EXERCISE PROMPT – Repeat the data that follows, word for word, without the images.

STORED DATA –
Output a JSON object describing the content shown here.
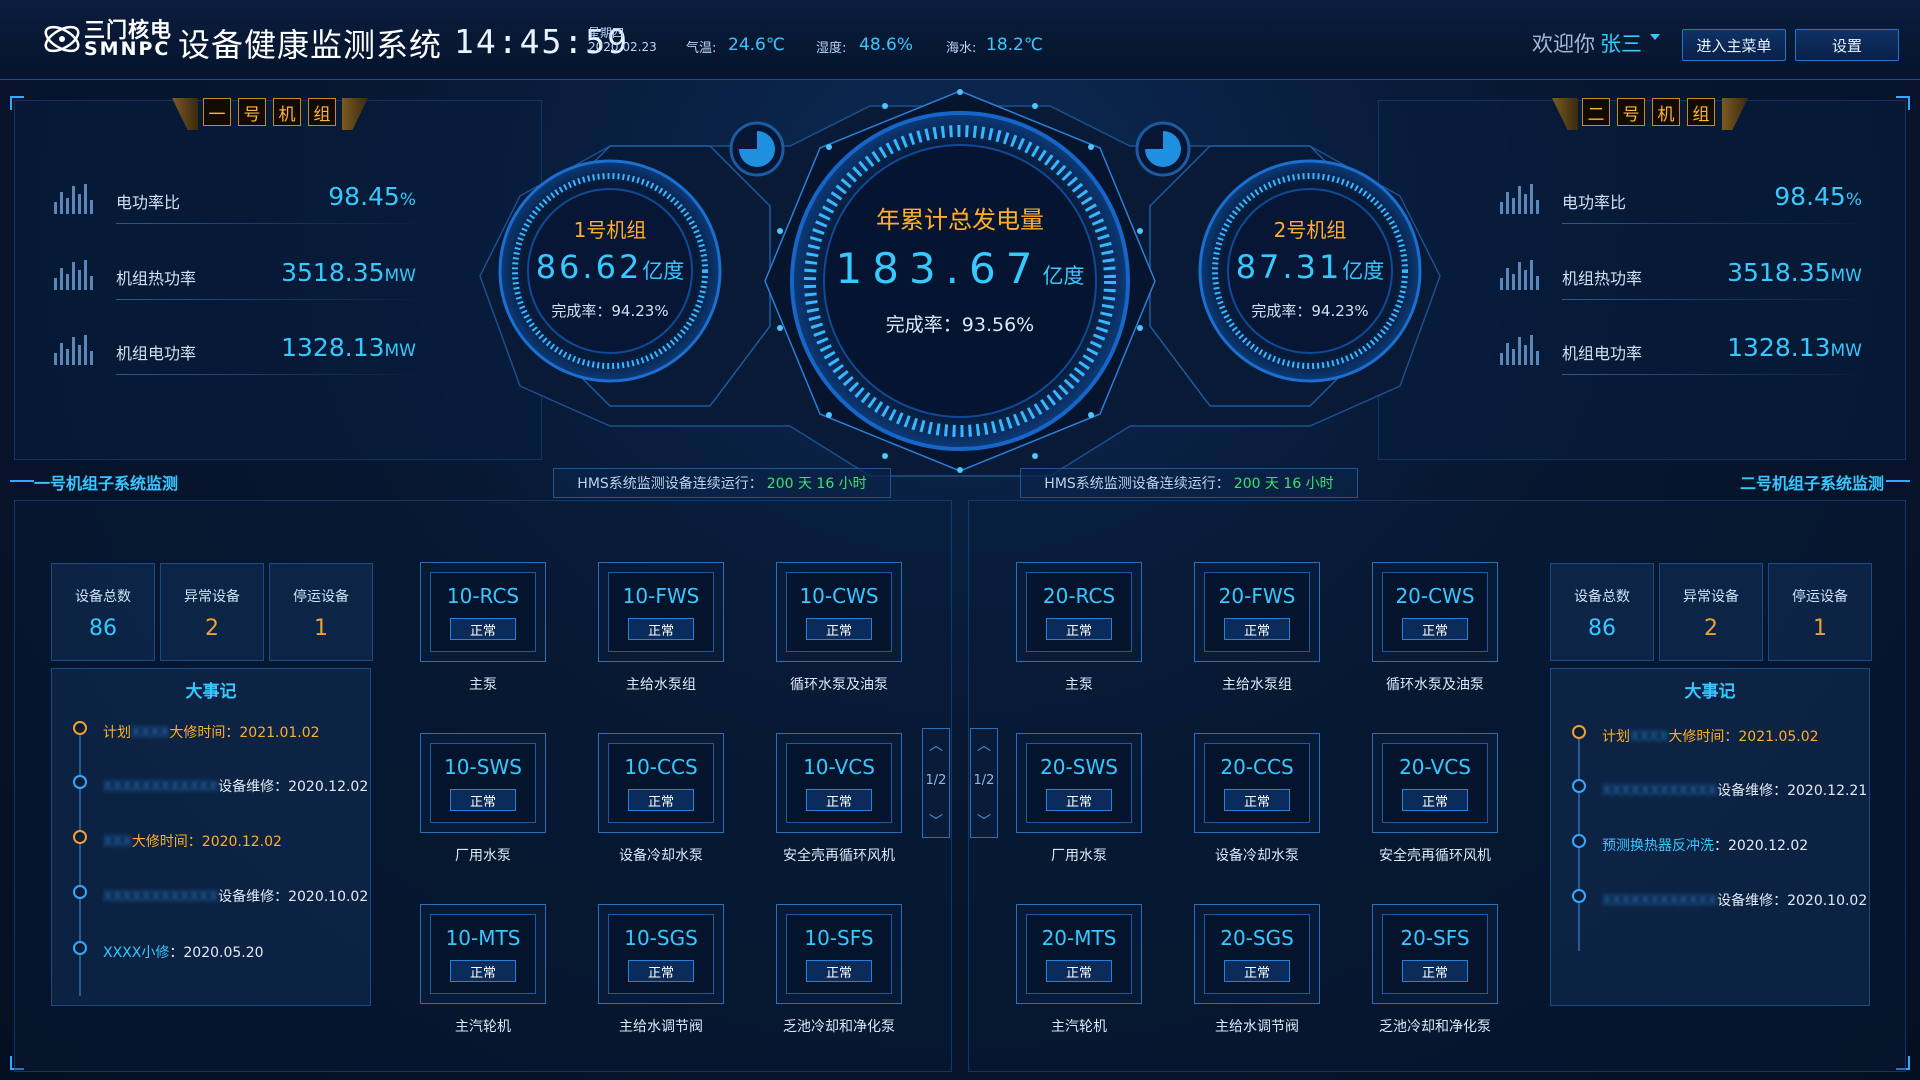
{
  "header": {
    "logo_cn": "三门核电",
    "logo_en": "SMNPC",
    "system_title": "设备健康监测系统",
    "time": "14:45:59",
    "weekday": "星期四",
    "date": "2020.02.23",
    "temp_label": "气温:",
    "temp_value": "24.6℃",
    "humidity_label": "湿度:",
    "humidity_value": "48.6%",
    "sea_label": "海水:",
    "sea_value": "18.2℃",
    "welcome": "欢迎你",
    "user": "张三",
    "menu_button": "进入主菜单",
    "settings_button": "设置"
  },
  "unit1": {
    "tag": [
      "一",
      "号",
      "机",
      "组"
    ],
    "stats": [
      {
        "label": "电功率比",
        "value": "98.45",
        "unit": "%"
      },
      {
        "label": "机组热功率",
        "value": "3518.35",
        "unit": "MW"
      },
      {
        "label": "机组电功率",
        "value": "1328.13",
        "unit": "MW"
      }
    ],
    "section_title": "一号机组子系统监测",
    "hms_label": "HMS系统监测设备连续运行：",
    "hms_value": "200 天 16 小时",
    "counts": [
      {
        "label": "设备总数",
        "value": "86",
        "color": "#37c8ff"
      },
      {
        "label": "异常设备",
        "value": "2",
        "color": "#f0a030"
      },
      {
        "label": "停运设备",
        "value": "1",
        "color": "#f0a030"
      }
    ],
    "events_title": "大事记",
    "events": [
      {
        "prefix": "计划",
        "masked": "XXXX",
        "text": "大修时间：2021.01.02",
        "highlight": true
      },
      {
        "prefix": "",
        "masked": "XXXXXXXXXXXX",
        "text": "设备维修：2020.12.02",
        "highlight": false
      },
      {
        "prefix": "",
        "masked": "XXX",
        "text": "大修时间：2020.12.02",
        "highlight": true
      },
      {
        "prefix": "",
        "masked": "XXXXXXXXXXXX",
        "text": "设备维修：2020.10.02",
        "highlight": false
      },
      {
        "prefix": "XXXX小修",
        "masked": "",
        "text": "：2020.05.20",
        "highlight": false
      }
    ],
    "equipment": [
      {
        "code": "10-RCS",
        "status": "正常",
        "name": "主泵"
      },
      {
        "code": "10-FWS",
        "status": "正常",
        "name": "主给水泵组"
      },
      {
        "code": "10-CWS",
        "status": "正常",
        "name": "循环水泵及油泵"
      },
      {
        "code": "10-SWS",
        "status": "正常",
        "name": "厂用水泵"
      },
      {
        "code": "10-CCS",
        "status": "正常",
        "name": "设备冷却水泵"
      },
      {
        "code": "10-VCS",
        "status": "正常",
        "name": "安全壳再循环风机"
      },
      {
        "code": "10-MTS",
        "status": "正常",
        "name": "主汽轮机"
      },
      {
        "code": "10-SGS",
        "status": "正常",
        "name": "主给水调节阀"
      },
      {
        "code": "10-SFS",
        "status": "正常",
        "name": "乏池冷却和净化泵"
      }
    ],
    "pager": "1/2"
  },
  "unit2": {
    "tag": [
      "二",
      "号",
      "机",
      "组"
    ],
    "stats": [
      {
        "label": "电功率比",
        "value": "98.45",
        "unit": "%"
      },
      {
        "label": "机组热功率",
        "value": "3518.35",
        "unit": "MW"
      },
      {
        "label": "机组电功率",
        "value": "1328.13",
        "unit": "MW"
      }
    ],
    "section_title": "二号机组子系统监测",
    "hms_label": "HMS系统监测设备连续运行：",
    "hms_value": "200 天 16 小时",
    "counts": [
      {
        "label": "设备总数",
        "value": "86",
        "color": "#37c8ff"
      },
      {
        "label": "异常设备",
        "value": "2",
        "color": "#f0a030"
      },
      {
        "label": "停运设备",
        "value": "1",
        "color": "#f0a030"
      }
    ],
    "events_title": "大事记",
    "events": [
      {
        "prefix": "计划",
        "masked": "XXXX",
        "text": "大修时间：2021.05.02",
        "highlight": true
      },
      {
        "prefix": "",
        "masked": "XXXXXXXXXXXX",
        "text": "设备维修：2020.12.21",
        "highlight": false
      },
      {
        "prefix": "预测换热器反冲洗",
        "masked": "",
        "text": "：2020.12.02",
        "highlight": false
      },
      {
        "prefix": "",
        "masked": "XXXXXXXXXXXX",
        "text": "设备维修：2020.10.02",
        "highlight": false
      }
    ],
    "equipment": [
      {
        "code": "20-RCS",
        "status": "正常",
        "name": "主泵"
      },
      {
        "code": "20-FWS",
        "status": "正常",
        "name": "主给水泵组"
      },
      {
        "code": "20-CWS",
        "status": "正常",
        "name": "循环水泵及油泵"
      },
      {
        "code": "20-SWS",
        "status": "正常",
        "name": "厂用水泵"
      },
      {
        "code": "20-CCS",
        "status": "正常",
        "name": "设备冷却水泵"
      },
      {
        "code": "20-VCS",
        "status": "正常",
        "name": "安全壳再循环风机"
      },
      {
        "code": "20-MTS",
        "status": "正常",
        "name": "主汽轮机"
      },
      {
        "code": "20-SGS",
        "status": "正常",
        "name": "主给水调节阀"
      },
      {
        "code": "20-SFS",
        "status": "正常",
        "name": "乏池冷却和净化泵"
      }
    ],
    "pager": "1/2"
  },
  "gauges": {
    "left": {
      "title": "1号机组",
      "value": "86.62",
      "unit": "亿度",
      "rate": "完成率：94.23%"
    },
    "center": {
      "title": "年累计总发电量",
      "value": "183.67",
      "unit": "亿度",
      "rate": "完成率：93.56%"
    },
    "right": {
      "title": "2号机组",
      "value": "87.31",
      "unit": "亿度",
      "rate": "完成率：94.23%"
    }
  },
  "colors": {
    "accent": "#37c8ff",
    "warning": "#f0a030",
    "running": "#3be36c",
    "title_orange": "#ffae2b"
  }
}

PROBLEM SOLUTION –
Output a JSON object describing the content shown here.
{
  "header": {
    "logo_cn": "三门核电",
    "logo_en": "SMNPC",
    "system_title": "设备健康监测系统",
    "time": "14:45:59",
    "weekday": "星期四",
    "date": "2020.02.23",
    "temp_label": "气温:",
    "temp_value": "24.6℃",
    "humidity_label": "湿度:",
    "humidity_value": "48.6%",
    "sea_label": "海水:",
    "sea_value": "18.2℃",
    "welcome": "欢迎你",
    "user": "张三",
    "menu_button": "进入主菜单",
    "settings_button": "设置"
  },
  "unit1": {
    "tag": [
      "一",
      "号",
      "机",
      "组"
    ],
    "stats": [
      {
        "label": "电功率比",
        "value": "98.45",
        "unit": "%"
      },
      {
        "label": "机组热功率",
        "value": "3518.35",
        "unit": "MW"
      },
      {
        "label": "机组电功率",
        "value": "1328.13",
        "unit": "MW"
      }
    ],
    "section_title": "一号机组子系统监测",
    "hms_label": "HMS系统监测设备连续运行：",
    "hms_value": "200 天 16 小时",
    "counts": [
      {
        "label": "设备总数",
        "value": "86",
        "color": "#37c8ff"
      },
      {
        "label": "异常设备",
        "value": "2",
        "color": "#f0a030"
      },
      {
        "label": "停运设备",
        "value": "1",
        "color": "#f0a030"
      }
    ],
    "events_title": "大事记",
    "events": [
      {
        "prefix": "计划",
        "masked": "XXXX",
        "text": "大修时间：2021.01.02",
        "highlight": true
      },
      {
        "prefix": "",
        "masked": "XXXXXXXXXXXX",
        "text": "设备维修：2020.12.02",
        "highlight": false
      },
      {
        "prefix": "",
        "masked": "XXX",
        "text": "大修时间：2020.12.02",
        "highlight": true
      },
      {
        "prefix": "",
        "masked": "XXXXXXXXXXXX",
        "text": "设备维修：2020.10.02",
        "highlight": false
      },
      {
        "prefix": "XXXX小修",
        "masked": "",
        "text": "：2020.05.20",
        "highlight": false
      }
    ],
    "equipment": [
      {
        "code": "10-RCS",
        "status": "正常",
        "name": "主泵"
      },
      {
        "code": "10-FWS",
        "status": "正常",
        "name": "主给水泵组"
      },
      {
        "code": "10-CWS",
        "status": "正常",
        "name": "循环水泵及油泵"
      },
      {
        "code": "10-SWS",
        "status": "正常",
        "name": "厂用水泵"
      },
      {
        "code": "10-CCS",
        "status": "正常",
        "name": "设备冷却水泵"
      },
      {
        "code": "10-VCS",
        "status": "正常",
        "name": "安全壳再循环风机"
      },
      {
        "code": "10-MTS",
        "status": "正常",
        "name": "主汽轮机"
      },
      {
        "code": "10-SGS",
        "status": "正常",
        "name": "主给水调节阀"
      },
      {
        "code": "10-SFS",
        "status": "正常",
        "name": "乏池冷却和净化泵"
      }
    ],
    "pager": "1/2"
  },
  "unit2": {
    "tag": [
      "二",
      "号",
      "机",
      "组"
    ],
    "stats": [
      {
        "label": "电功率比",
        "value": "98.45",
        "unit": "%"
      },
      {
        "label": "机组热功率",
        "value": "3518.35",
        "unit": "MW"
      },
      {
        "label": "机组电功率",
        "value": "1328.13",
        "unit": "MW"
      }
    ],
    "section_title": "二号机组子系统监测",
    "hms_label": "HMS系统监测设备连续运行：",
    "hms_value": "200 天 16 小时",
    "counts": [
      {
        "label": "设备总数",
        "value": "86",
        "color": "#37c8ff"
      },
      {
        "label": "异常设备",
        "value": "2",
        "color": "#f0a030"
      },
      {
        "label": "停运设备",
        "value": "1",
        "color": "#f0a030"
      }
    ],
    "events_title": "大事记",
    "events": [
      {
        "prefix": "计划",
        "masked": "XXXX",
        "text": "大修时间：2021.05.02",
        "highlight": true
      },
      {
        "prefix": "",
        "masked": "XXXXXXXXXXXX",
        "text": "设备维修：2020.12.21",
        "highlight": false
      },
      {
        "prefix": "预测换热器反冲洗",
        "masked": "",
        "text": "：2020.12.02",
        "highlight": false
      },
      {
        "prefix": "",
        "masked": "XXXXXXXXXXXX",
        "text": "设备维修：2020.10.02",
        "highlight": false
      }
    ],
    "equipment": [
      {
        "code": "20-RCS",
        "status": "正常",
        "name": "主泵"
      },
      {
        "code": "20-FWS",
        "status": "正常",
        "name": "主给水泵组"
      },
      {
        "code": "20-CWS",
        "status": "正常",
        "name": "循环水泵及油泵"
      },
      {
        "code": "20-SWS",
        "status": "正常",
        "name": "厂用水泵"
      },
      {
        "code": "20-CCS",
        "status": "正常",
        "name": "设备冷却水泵"
      },
      {
        "code": "20-VCS",
        "status": "正常",
        "name": "安全壳再循环风机"
      },
      {
        "code": "20-MTS",
        "status": "正常",
        "name": "主汽轮机"
      },
      {
        "code": "20-SGS",
        "status": "正常",
        "name": "主给水调节阀"
      },
      {
        "code": "20-SFS",
        "status": "正常",
        "name": "乏池冷却和净化泵"
      }
    ],
    "pager": "1/2"
  },
  "gauges": {
    "left": {
      "title": "1号机组",
      "value": "86.62",
      "unit": "亿度",
      "rate": "完成率：94.23%"
    },
    "center": {
      "title": "年累计总发电量",
      "value": "183.67",
      "unit": "亿度",
      "rate": "完成率：93.56%"
    },
    "right": {
      "title": "2号机组",
      "value": "87.31",
      "unit": "亿度",
      "rate": "完成率：94.23%"
    }
  },
  "colors": {
    "accent": "#37c8ff",
    "warning": "#f0a030",
    "running": "#3be36c",
    "title_orange": "#ffae2b"
  }
}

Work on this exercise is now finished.